## begin

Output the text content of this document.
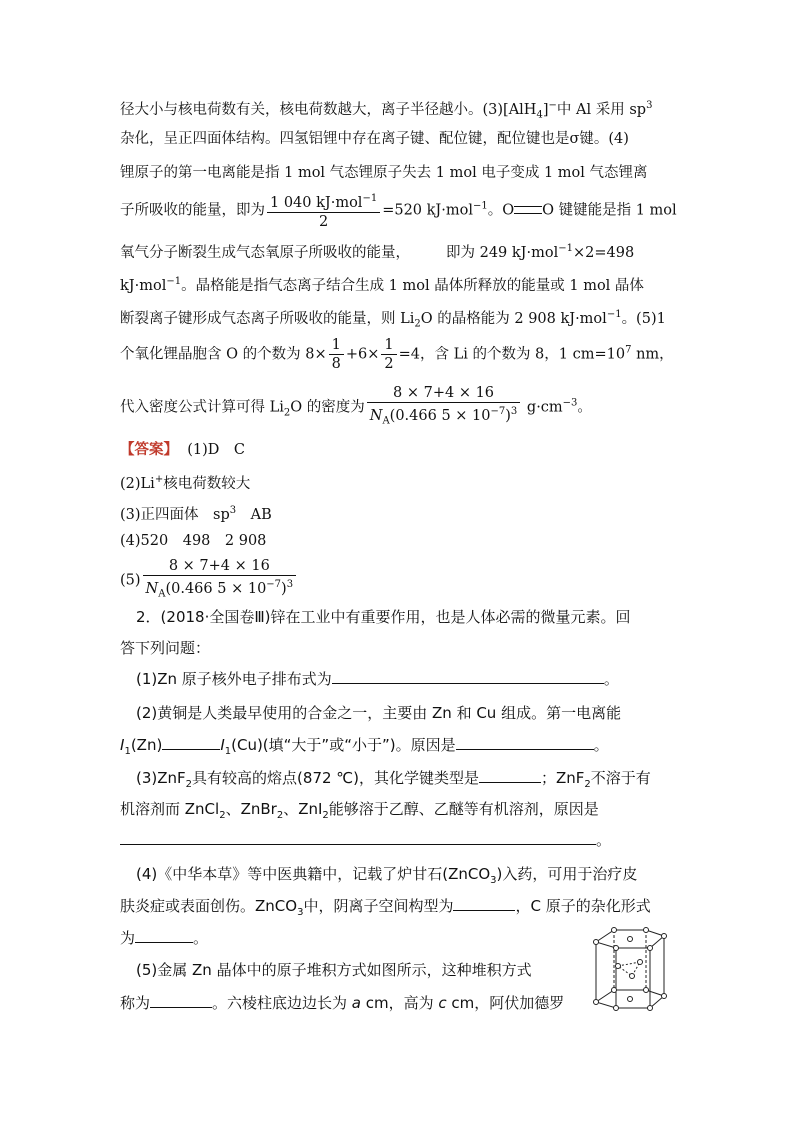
径大小与核电荷数有关，核电荷数越大，离子半径越小。(3)[AlH$_4$]−中 Al 采用 $sp^3$
杂化，呈正四面体结构。四氢铝锂中存在离子键、配位键，配位键也是σ键。(4)
锂原子的第一电离能是指 1 mol 气态锂原子失去 1 mol 电子变成 1 mol 气态锂离
子所吸收的能量，即为 $\frac{1 040 kJ\cdot mol^{-1}}{2} =520$ kJ·mol$^{-1}$。O O 键键能是指 1 mol
氧气分子断裂生成气态氧原子所吸收的能量， 即为 249 kJ·mol$^{-1}$×2=498
kJ·mol$^{-1}$。晶格能是指气态离子结合生成 1 mol 晶体所释放的能量或 1 mol 晶体
断裂离子键形成气态离子所吸收的能量，则 $Li_2O$ 的晶格能为 2 908 kJ·mol$^{-1}$。(5)1
个氧化锂晶胞含 O 的个数为 $8\times \frac{1}{8} +6\times \frac{1}{2} =4$，含 Li 的个数为 8，1 $cm=10^7$ nm，
代入密度公式计算可得 $Li_2O$ 的密度为 $\frac{8 \times 7+4 \times 16}{N_A(0.466 5 \times 10^{-7})^3} g\cdot cm^{-3}$。
【答案】 (1)D　C
(2)Li+核电荷数较大
(3)正四面体　$sp^3$　AB
(4)520　498　2 908
$(5) \frac{8 \times 7+4 \times 16}{N_A(0.466 5 \times 10^{-7})^3}$
2．(2018·全国卷Ⅲ)锌在工业中有重要作用，也是人体必需的微量元素。回
答下列问题：
(1)Zn 原子核外电子排布式为	。
(2)黄铜是人类最早使用的合金之一，主要由 Zn 和 Cu 组成。第一电离能
$I_1(Zn)$	$I_1(Cu)$(填“大于”或“小于”)。原因是	。
(3)ZnF$_2$具有较高的熔点(872 ℃)，其化学键类型是	；ZnF$_2$不溶于有
机溶剂而 ZnCl$_2$、ZnBr$_2$、ZnI$_2$能够溶于乙醇、乙醚等有机溶剂，原因是
。
(4)《中华本草》等中医典籍中，记载了炉甘石(ZnCO$_3$)入药，可用于治疗皮
肤炎症或表面创伤。ZnCO$_3$中，阴离子空间构型为	，C 原子的杂化形式
为	。
(5)金属 Zn 晶体中的原子堆积方式如图所示，这种堆积方式
称为	。六棱柱底边边长为 a cm，高为 c cm，阿伏加德罗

## end

■ Task statement ■
Pull out each line holding the string "cdot".

■ Answer to the task ■
子所吸收的能量，即为 $\frac{1 040 kJ\cdot mol^{-1}}{2} =520$ kJ·mol$^{-1}$。O O 键键能是指 1 mol
代入密度公式计算可得 $Li_2O$ 的密度为 $\frac{8 \times 7+4 \times 16}{N_A(0.466 5 \times 10^{-7})^3} g\cdot cm^{-3}$。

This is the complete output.